## REQUIREMENT
Gather up every line that includes the string "title".
Start RAW RECORDS
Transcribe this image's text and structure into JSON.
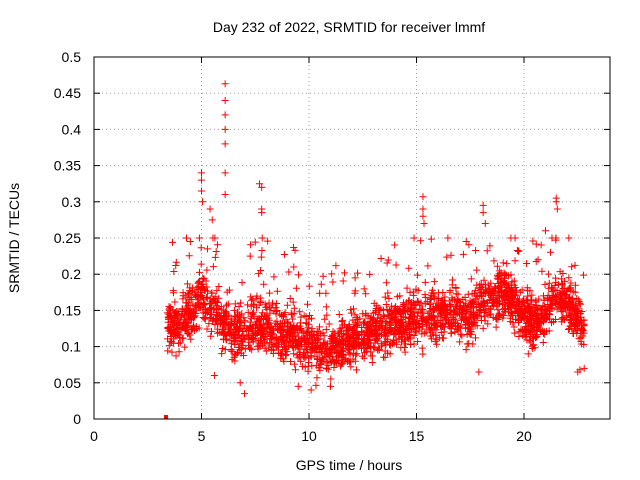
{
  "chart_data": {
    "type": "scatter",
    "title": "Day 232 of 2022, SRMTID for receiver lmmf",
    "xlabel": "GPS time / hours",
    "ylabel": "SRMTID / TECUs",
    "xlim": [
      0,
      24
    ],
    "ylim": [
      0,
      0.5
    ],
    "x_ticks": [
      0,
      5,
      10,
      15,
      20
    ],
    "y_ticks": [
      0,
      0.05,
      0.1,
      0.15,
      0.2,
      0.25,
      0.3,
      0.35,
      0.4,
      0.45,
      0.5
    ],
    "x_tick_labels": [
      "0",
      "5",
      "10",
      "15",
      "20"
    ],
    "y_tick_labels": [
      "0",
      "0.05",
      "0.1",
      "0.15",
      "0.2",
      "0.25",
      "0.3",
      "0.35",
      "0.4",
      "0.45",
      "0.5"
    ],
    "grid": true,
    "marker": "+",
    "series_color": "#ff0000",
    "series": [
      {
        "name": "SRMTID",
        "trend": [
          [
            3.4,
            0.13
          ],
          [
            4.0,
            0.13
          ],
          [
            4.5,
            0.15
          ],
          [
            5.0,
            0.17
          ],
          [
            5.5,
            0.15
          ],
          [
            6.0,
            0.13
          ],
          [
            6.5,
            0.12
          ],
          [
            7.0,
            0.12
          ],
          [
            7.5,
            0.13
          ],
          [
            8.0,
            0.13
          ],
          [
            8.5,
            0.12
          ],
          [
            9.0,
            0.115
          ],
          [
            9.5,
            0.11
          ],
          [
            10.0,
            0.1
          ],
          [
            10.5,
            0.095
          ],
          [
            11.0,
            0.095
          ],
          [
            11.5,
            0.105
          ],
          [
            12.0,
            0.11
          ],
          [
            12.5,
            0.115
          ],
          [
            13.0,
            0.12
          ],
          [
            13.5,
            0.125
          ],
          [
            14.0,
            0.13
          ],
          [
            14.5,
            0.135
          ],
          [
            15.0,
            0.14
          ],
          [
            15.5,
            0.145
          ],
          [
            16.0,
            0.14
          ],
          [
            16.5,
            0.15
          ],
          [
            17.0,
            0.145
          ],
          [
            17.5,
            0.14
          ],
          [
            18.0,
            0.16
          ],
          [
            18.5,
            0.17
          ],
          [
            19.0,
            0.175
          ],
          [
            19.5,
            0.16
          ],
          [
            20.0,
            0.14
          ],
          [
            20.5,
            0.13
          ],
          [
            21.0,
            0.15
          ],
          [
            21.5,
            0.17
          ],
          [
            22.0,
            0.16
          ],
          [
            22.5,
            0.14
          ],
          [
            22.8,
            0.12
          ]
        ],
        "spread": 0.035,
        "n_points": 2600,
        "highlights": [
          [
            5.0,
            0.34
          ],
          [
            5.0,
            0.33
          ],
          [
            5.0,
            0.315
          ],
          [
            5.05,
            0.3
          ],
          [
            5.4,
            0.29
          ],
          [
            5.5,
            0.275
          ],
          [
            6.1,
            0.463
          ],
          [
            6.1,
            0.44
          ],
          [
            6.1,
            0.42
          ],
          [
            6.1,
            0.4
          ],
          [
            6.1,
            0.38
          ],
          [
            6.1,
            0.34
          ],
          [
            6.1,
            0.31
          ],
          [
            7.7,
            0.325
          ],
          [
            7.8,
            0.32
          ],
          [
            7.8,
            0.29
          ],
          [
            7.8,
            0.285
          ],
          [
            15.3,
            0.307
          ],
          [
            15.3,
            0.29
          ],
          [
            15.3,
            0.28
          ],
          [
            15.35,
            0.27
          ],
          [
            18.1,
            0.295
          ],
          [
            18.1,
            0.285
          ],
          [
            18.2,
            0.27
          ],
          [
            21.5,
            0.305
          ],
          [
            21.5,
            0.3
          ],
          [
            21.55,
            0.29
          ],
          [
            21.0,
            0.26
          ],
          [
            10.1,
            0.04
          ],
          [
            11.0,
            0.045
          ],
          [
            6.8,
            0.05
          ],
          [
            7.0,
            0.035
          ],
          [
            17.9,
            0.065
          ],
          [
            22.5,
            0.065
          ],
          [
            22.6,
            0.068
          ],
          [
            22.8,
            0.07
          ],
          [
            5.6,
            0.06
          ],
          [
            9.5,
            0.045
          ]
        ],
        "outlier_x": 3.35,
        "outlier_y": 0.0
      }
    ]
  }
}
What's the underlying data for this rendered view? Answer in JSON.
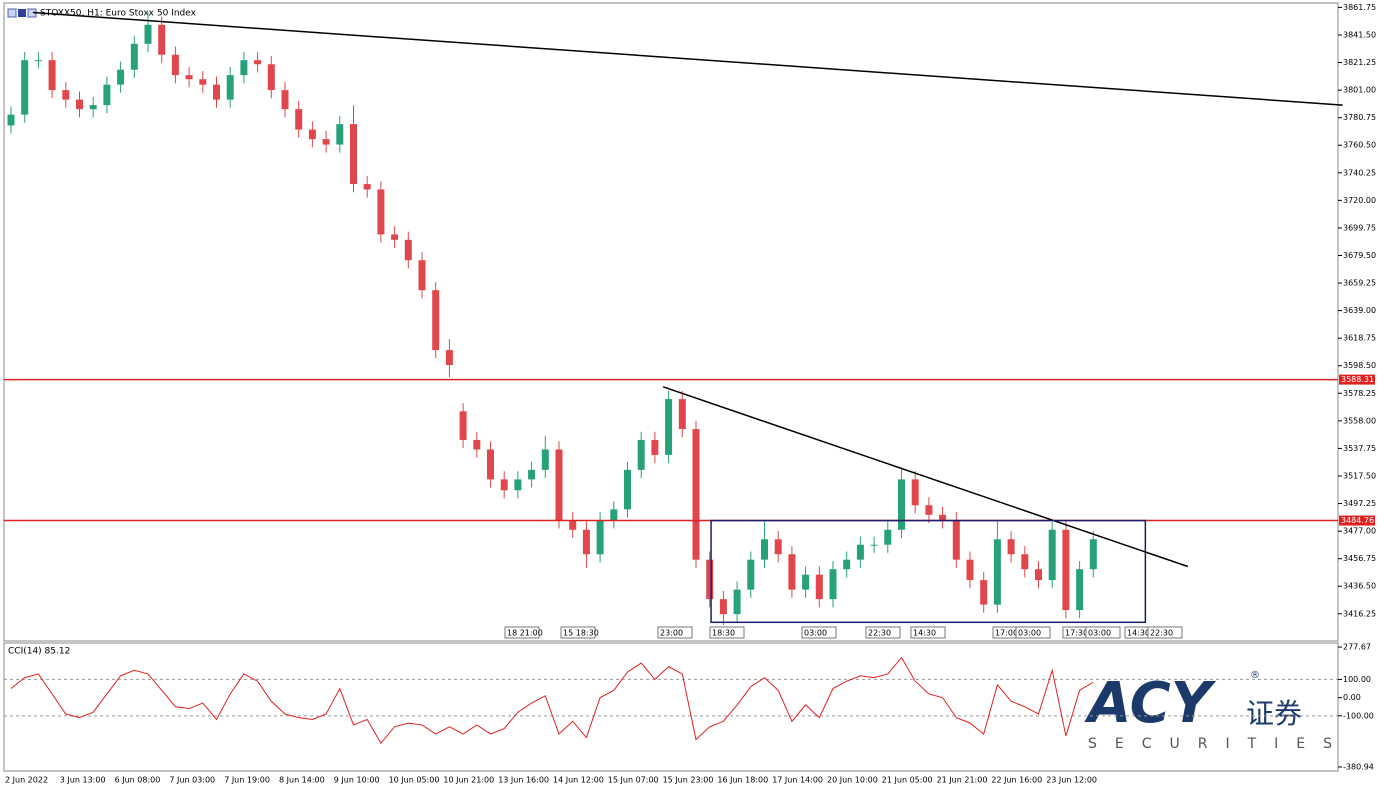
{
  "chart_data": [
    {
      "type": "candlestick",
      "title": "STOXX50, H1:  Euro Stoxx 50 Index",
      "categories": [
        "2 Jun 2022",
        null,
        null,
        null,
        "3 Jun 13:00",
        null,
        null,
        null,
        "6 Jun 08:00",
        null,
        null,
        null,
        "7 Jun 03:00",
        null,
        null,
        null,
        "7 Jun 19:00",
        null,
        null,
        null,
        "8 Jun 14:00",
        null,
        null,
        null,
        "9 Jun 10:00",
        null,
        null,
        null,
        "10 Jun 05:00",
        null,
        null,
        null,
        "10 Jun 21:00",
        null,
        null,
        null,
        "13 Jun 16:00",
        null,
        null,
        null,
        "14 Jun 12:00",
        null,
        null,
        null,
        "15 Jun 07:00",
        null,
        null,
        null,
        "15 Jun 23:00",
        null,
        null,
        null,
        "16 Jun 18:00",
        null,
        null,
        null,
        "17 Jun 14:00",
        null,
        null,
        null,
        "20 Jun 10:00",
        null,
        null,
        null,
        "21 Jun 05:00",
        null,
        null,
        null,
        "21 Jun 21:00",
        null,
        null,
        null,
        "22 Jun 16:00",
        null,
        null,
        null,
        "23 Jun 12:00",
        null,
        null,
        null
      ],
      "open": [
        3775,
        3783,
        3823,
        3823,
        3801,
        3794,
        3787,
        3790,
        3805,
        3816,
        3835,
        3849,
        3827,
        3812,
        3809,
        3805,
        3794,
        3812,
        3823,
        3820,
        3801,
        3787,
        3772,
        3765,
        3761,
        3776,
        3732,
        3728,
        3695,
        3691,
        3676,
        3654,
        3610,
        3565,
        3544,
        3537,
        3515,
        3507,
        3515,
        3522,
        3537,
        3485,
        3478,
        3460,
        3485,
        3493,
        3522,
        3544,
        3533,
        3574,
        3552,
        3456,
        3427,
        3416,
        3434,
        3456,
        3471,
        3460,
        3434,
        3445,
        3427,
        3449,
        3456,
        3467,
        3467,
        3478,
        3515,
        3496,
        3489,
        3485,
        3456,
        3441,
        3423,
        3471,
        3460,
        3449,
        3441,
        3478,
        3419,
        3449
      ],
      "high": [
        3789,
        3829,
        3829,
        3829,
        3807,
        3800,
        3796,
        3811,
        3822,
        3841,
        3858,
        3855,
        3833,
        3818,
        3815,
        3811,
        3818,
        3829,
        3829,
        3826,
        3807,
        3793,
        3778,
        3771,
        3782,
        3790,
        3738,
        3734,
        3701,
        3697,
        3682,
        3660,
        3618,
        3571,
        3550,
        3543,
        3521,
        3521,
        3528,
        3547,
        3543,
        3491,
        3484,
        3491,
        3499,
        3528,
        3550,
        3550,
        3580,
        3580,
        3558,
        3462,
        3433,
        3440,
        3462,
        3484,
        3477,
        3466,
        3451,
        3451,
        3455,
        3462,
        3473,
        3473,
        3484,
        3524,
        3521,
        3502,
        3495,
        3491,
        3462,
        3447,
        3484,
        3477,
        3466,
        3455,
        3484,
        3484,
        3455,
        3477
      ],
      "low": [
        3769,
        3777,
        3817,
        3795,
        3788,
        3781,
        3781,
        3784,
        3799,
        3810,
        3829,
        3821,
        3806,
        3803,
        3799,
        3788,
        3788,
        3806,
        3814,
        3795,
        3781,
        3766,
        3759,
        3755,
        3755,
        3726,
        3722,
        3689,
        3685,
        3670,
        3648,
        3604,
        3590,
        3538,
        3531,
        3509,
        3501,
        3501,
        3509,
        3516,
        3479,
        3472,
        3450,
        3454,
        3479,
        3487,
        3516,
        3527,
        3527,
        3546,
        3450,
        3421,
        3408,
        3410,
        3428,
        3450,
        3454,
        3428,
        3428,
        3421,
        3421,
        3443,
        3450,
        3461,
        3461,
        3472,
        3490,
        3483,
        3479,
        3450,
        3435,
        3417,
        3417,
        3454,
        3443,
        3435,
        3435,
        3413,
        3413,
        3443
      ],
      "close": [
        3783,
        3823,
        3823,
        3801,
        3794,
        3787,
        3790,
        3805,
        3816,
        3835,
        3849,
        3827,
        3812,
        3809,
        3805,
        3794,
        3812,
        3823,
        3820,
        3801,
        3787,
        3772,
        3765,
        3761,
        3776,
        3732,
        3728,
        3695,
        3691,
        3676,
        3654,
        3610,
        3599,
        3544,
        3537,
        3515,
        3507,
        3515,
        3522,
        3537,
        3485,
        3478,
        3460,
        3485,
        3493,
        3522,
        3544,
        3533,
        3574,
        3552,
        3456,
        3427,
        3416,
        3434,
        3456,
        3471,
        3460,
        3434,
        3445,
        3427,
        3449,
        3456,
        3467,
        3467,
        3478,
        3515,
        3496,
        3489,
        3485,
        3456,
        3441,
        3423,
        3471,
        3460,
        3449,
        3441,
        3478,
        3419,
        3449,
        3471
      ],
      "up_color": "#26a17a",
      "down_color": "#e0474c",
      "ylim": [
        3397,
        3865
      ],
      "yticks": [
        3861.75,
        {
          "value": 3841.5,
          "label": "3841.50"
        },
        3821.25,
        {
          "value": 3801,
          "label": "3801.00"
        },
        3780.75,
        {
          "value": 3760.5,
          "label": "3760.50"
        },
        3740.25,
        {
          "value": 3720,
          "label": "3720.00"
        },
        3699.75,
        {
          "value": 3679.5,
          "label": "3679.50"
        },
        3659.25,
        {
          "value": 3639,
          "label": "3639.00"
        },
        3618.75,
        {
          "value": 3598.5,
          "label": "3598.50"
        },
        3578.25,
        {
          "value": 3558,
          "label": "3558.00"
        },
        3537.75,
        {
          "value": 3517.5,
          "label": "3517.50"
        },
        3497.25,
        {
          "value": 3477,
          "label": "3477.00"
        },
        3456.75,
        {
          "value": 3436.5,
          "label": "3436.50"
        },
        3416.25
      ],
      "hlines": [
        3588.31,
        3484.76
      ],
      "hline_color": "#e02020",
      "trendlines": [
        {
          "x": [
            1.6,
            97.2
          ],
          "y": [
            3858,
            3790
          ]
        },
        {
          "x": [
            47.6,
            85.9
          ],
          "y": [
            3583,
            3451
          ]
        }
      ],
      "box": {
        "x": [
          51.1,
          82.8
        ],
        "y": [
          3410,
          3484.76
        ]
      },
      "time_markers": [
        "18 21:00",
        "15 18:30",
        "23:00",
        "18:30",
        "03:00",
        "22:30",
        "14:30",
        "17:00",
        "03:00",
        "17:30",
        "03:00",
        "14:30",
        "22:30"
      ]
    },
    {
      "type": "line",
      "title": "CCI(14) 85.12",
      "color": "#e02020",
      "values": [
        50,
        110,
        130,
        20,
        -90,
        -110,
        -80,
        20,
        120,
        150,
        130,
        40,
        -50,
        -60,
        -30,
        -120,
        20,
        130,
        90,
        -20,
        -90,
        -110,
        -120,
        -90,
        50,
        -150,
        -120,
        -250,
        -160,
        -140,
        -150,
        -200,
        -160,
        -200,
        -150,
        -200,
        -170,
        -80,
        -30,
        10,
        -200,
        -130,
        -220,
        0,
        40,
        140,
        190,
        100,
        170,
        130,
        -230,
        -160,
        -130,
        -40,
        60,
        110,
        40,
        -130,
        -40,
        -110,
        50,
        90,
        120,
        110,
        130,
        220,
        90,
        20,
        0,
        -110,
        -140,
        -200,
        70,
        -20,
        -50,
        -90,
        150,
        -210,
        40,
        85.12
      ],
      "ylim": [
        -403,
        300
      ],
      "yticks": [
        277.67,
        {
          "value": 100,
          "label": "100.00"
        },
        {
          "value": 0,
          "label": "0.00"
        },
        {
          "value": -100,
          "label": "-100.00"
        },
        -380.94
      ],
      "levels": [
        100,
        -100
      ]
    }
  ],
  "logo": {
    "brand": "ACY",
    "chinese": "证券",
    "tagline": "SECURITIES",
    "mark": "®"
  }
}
End RAW RECORDS
## THE SOLUTION
    "title": "Day 232 of 2022, SRMTID for receiver lmmf",
      "title": "STOXX50, H1:  Euro Stoxx 50 Index",
      "title": "CCI(14) 85.12",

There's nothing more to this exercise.